- TASK DETAILS: Exclude the pictures; give every entry again exactly as written.

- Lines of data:
%%

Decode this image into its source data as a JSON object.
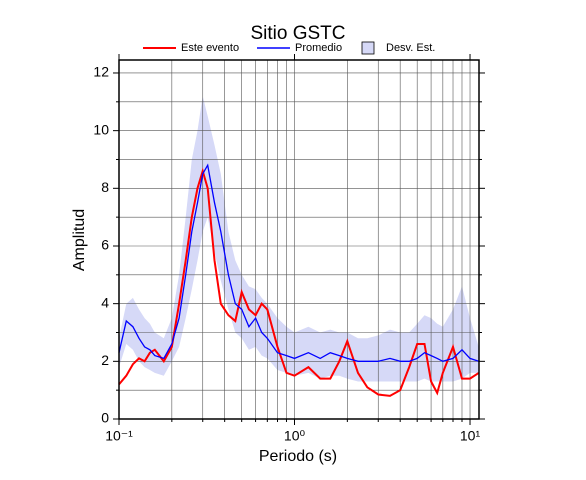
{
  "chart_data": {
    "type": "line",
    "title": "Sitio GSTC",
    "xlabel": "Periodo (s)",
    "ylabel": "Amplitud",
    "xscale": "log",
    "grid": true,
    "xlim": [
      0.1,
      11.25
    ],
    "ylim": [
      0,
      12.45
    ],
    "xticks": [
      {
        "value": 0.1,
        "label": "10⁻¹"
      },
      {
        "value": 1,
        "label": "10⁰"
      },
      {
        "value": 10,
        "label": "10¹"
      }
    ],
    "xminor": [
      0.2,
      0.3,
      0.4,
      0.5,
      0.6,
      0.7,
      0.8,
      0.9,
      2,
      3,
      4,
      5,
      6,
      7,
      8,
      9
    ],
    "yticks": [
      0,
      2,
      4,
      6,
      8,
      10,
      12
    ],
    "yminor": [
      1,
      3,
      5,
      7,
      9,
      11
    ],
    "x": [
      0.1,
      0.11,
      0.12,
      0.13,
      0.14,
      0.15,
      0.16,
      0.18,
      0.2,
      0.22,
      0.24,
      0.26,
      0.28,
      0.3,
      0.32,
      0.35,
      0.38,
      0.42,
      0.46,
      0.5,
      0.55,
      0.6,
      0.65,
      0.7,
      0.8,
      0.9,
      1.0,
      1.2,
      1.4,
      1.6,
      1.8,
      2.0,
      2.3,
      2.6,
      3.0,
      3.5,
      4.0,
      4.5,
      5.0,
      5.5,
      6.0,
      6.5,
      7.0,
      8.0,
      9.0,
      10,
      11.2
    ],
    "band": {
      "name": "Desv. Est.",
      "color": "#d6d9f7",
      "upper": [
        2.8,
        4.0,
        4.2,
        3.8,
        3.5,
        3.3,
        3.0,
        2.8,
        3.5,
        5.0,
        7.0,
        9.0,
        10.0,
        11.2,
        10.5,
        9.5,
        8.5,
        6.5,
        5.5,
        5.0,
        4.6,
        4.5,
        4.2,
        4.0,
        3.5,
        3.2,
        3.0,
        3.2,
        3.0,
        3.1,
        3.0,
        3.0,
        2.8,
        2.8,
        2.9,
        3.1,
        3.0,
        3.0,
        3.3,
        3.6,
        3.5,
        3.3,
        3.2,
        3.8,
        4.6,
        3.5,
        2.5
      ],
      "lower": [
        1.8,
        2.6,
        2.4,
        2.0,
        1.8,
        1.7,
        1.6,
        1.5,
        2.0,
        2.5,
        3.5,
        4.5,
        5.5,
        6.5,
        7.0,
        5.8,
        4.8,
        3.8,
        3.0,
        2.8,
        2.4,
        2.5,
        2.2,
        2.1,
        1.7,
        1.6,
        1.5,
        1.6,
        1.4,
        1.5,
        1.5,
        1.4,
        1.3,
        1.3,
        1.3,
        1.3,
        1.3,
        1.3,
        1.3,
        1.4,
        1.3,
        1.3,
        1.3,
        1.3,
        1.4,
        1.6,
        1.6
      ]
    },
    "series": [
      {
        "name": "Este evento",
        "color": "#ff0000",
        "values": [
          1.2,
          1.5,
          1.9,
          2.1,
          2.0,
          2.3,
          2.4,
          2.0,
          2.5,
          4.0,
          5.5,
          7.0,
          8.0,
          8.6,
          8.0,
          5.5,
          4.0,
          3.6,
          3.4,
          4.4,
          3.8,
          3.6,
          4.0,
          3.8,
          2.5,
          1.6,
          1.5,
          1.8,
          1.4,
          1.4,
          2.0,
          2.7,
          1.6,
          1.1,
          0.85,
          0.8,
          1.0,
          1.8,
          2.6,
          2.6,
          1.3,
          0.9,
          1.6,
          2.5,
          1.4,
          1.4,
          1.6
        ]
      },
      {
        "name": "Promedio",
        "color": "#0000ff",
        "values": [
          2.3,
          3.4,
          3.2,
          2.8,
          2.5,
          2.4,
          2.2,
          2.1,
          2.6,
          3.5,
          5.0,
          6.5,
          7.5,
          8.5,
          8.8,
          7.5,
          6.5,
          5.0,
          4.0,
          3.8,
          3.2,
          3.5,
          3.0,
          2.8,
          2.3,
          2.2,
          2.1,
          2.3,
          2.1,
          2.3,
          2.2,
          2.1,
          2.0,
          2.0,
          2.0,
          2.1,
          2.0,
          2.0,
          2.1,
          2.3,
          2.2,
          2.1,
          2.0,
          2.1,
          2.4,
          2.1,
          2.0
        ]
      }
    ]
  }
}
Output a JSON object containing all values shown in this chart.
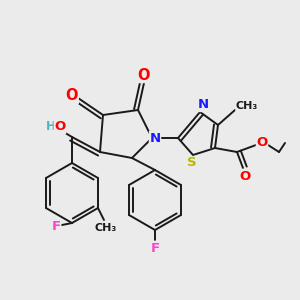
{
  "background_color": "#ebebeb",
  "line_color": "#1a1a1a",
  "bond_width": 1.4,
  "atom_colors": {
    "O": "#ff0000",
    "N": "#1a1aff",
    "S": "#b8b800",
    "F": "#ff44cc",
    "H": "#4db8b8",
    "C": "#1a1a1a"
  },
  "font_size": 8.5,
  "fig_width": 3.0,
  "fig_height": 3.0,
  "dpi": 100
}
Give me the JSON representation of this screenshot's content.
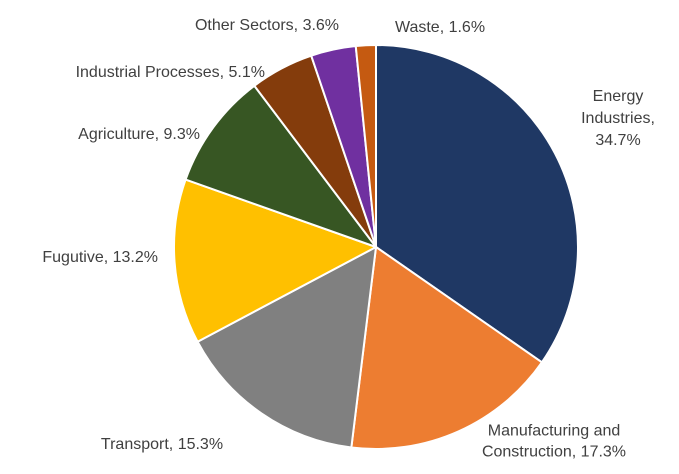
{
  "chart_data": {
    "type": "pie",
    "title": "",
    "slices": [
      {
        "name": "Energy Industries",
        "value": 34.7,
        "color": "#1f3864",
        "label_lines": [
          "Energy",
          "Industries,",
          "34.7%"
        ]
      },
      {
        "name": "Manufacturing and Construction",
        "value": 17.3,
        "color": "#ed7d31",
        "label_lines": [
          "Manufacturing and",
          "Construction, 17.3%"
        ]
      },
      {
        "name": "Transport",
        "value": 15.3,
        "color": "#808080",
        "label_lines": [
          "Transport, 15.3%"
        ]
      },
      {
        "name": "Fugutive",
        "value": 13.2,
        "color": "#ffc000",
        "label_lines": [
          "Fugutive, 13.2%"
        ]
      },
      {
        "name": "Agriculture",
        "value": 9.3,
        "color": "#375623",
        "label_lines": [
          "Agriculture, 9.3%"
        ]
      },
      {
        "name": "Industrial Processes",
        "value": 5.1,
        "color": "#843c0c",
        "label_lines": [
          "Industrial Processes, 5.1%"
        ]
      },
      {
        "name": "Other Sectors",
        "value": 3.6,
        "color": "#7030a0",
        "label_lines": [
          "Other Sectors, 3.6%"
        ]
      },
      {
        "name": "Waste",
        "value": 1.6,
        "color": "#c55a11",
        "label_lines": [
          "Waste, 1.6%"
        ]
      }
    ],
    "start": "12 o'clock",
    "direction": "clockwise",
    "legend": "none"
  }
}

%%

- TASK RESPONSE:
Decode this image into its source data as a JSON object.
{
  "chart_data": {
    "type": "line",
    "title": "Sitio GSTC",
    "xlabel": "Periodo (s)",
    "ylabel": "Amplitud",
    "xscale": "log",
    "grid": true,
    "xlim": [
      0.1,
      11.25
    ],
    "ylim": [
      0,
      12.45
    ],
    "xticks": [
      {
        "value": 0.1,
        "label": "10⁻¹"
      },
      {
        "value": 1,
        "label": "10⁰"
      },
      {
        "value": 10,
        "label": "10¹"
      }
    ],
    "xminor": [
      0.2,
      0.3,
      0.4,
      0.5,
      0.6,
      0.7,
      0.8,
      0.9,
      2,
      3,
      4,
      5,
      6,
      7,
      8,
      9
    ],
    "yticks": [
      0,
      2,
      4,
      6,
      8,
      10,
      12
    ],
    "yminor": [
      1,
      3,
      5,
      7,
      9,
      11
    ],
    "x": [
      0.1,
      0.11,
      0.12,
      0.13,
      0.14,
      0.15,
      0.16,
      0.18,
      0.2,
      0.22,
      0.24,
      0.26,
      0.28,
      0.3,
      0.32,
      0.35,
      0.38,
      0.42,
      0.46,
      0.5,
      0.55,
      0.6,
      0.65,
      0.7,
      0.8,
      0.9,
      1.0,
      1.2,
      1.4,
      1.6,
      1.8,
      2.0,
      2.3,
      2.6,
      3.0,
      3.5,
      4.0,
      4.5,
      5.0,
      5.5,
      6.0,
      6.5,
      7.0,
      8.0,
      9.0,
      10,
      11.2
    ],
    "band": {
      "name": "Desv. Est.",
      "color": "#d6d9f7",
      "upper": [
        2.8,
        4.0,
        4.2,
        3.8,
        3.5,
        3.3,
        3.0,
        2.8,
        3.5,
        5.0,
        7.0,
        9.0,
        10.0,
        11.2,
        10.5,
        9.5,
        8.5,
        6.5,
        5.5,
        5.0,
        4.6,
        4.5,
        4.2,
        4.0,
        3.5,
        3.2,
        3.0,
        3.2,
        3.0,
        3.1,
        3.0,
        3.0,
        2.8,
        2.8,
        2.9,
        3.1,
        3.0,
        3.0,
        3.3,
        3.6,
        3.5,
        3.3,
        3.2,
        3.8,
        4.6,
        3.5,
        2.5
      ],
      "lower": [
        1.8,
        2.6,
        2.4,
        2.0,
        1.8,
        1.7,
        1.6,
        1.5,
        2.0,
        2.5,
        3.5,
        4.5,
        5.5,
        6.5,
        7.0,
        5.8,
        4.8,
        3.8,
        3.0,
        2.8,
        2.4,
        2.5,
        2.2,
        2.1,
        1.7,
        1.6,
        1.5,
        1.6,
        1.4,
        1.5,
        1.5,
        1.4,
        1.3,
        1.3,
        1.3,
        1.3,
        1.3,
        1.3,
        1.3,
        1.4,
        1.3,
        1.3,
        1.3,
        1.3,
        1.4,
        1.6,
        1.6
      ]
    },
    "series": [
      {
        "name": "Este evento",
        "color": "#ff0000",
        "values": [
          1.2,
          1.5,
          1.9,
          2.1,
          2.0,
          2.3,
          2.4,
          2.0,
          2.5,
          4.0,
          5.5,
          7.0,
          8.0,
          8.6,
          8.0,
          5.5,
          4.0,
          3.6,
          3.4,
          4.4,
          3.8,
          3.6,
          4.0,
          3.8,
          2.5,
          1.6,
          1.5,
          1.8,
          1.4,
          1.4,
          2.0,
          2.7,
          1.6,
          1.1,
          0.85,
          0.8,
          1.0,
          1.8,
          2.6,
          2.6,
          1.3,
          0.9,
          1.6,
          2.5,
          1.4,
          1.4,
          1.6
        ]
      },
      {
        "name": "Promedio",
        "color": "#0000ff",
        "values": [
          2.3,
          3.4,
          3.2,
          2.8,
          2.5,
          2.4,
          2.2,
          2.1,
          2.6,
          3.5,
          5.0,
          6.5,
          7.5,
          8.5,
          8.8,
          7.5,
          6.5,
          5.0,
          4.0,
          3.8,
          3.2,
          3.5,
          3.0,
          2.8,
          2.3,
          2.2,
          2.1,
          2.3,
          2.1,
          2.3,
          2.2,
          2.1,
          2.0,
          2.0,
          2.0,
          2.1,
          2.0,
          2.0,
          2.1,
          2.3,
          2.2,
          2.1,
          2.0,
          2.1,
          2.4,
          2.1,
          2.0
        ]
      }
    ]
  }
}
Output a JSON object containing all values shown in this chart.
{
  "background_color": "#ebebeb",
  "line_color": "#1a1a1a",
  "bond_width": 1.4,
  "atom_colors": {
    "O": "#ff0000",
    "N": "#1a1aff",
    "S": "#b8b800",
    "F": "#ff44cc",
    "H": "#4db8b8",
    "C": "#1a1a1a"
  },
  "font_size": 8.5,
  "fig_width": 3.0,
  "fig_height": 3.0,
  "dpi": 100
}
Give me the JSON representation of this screenshot's content.
{
  "chart_data": {
    "type": "pie",
    "title": "",
    "slices": [
      {
        "name": "Energy Industries",
        "value": 34.7,
        "color": "#1f3864",
        "label_lines": [
          "Energy",
          "Industries,",
          "34.7%"
        ]
      },
      {
        "name": "Manufacturing and Construction",
        "value": 17.3,
        "color": "#ed7d31",
        "label_lines": [
          "Manufacturing and",
          "Construction, 17.3%"
        ]
      },
      {
        "name": "Transport",
        "value": 15.3,
        "color": "#808080",
        "label_lines": [
          "Transport, 15.3%"
        ]
      },
      {
        "name": "Fugutive",
        "value": 13.2,
        "color": "#ffc000",
        "label_lines": [
          "Fugutive, 13.2%"
        ]
      },
      {
        "name": "Agriculture",
        "value": 9.3,
        "color": "#375623",
        "label_lines": [
          "Agriculture, 9.3%"
        ]
      },
      {
        "name": "Industrial Processes",
        "value": 5.1,
        "color": "#843c0c",
        "label_lines": [
          "Industrial Processes, 5.1%"
        ]
      },
      {
        "name": "Other Sectors",
        "value": 3.6,
        "color": "#7030a0",
        "label_lines": [
          "Other Sectors, 3.6%"
        ]
      },
      {
        "name": "Waste",
        "value": 1.6,
        "color": "#c55a11",
        "label_lines": [
          "Waste, 1.6%"
        ]
      }
    ],
    "start": "12 o'clock",
    "direction": "clockwise",
    "legend": "none"
  }
}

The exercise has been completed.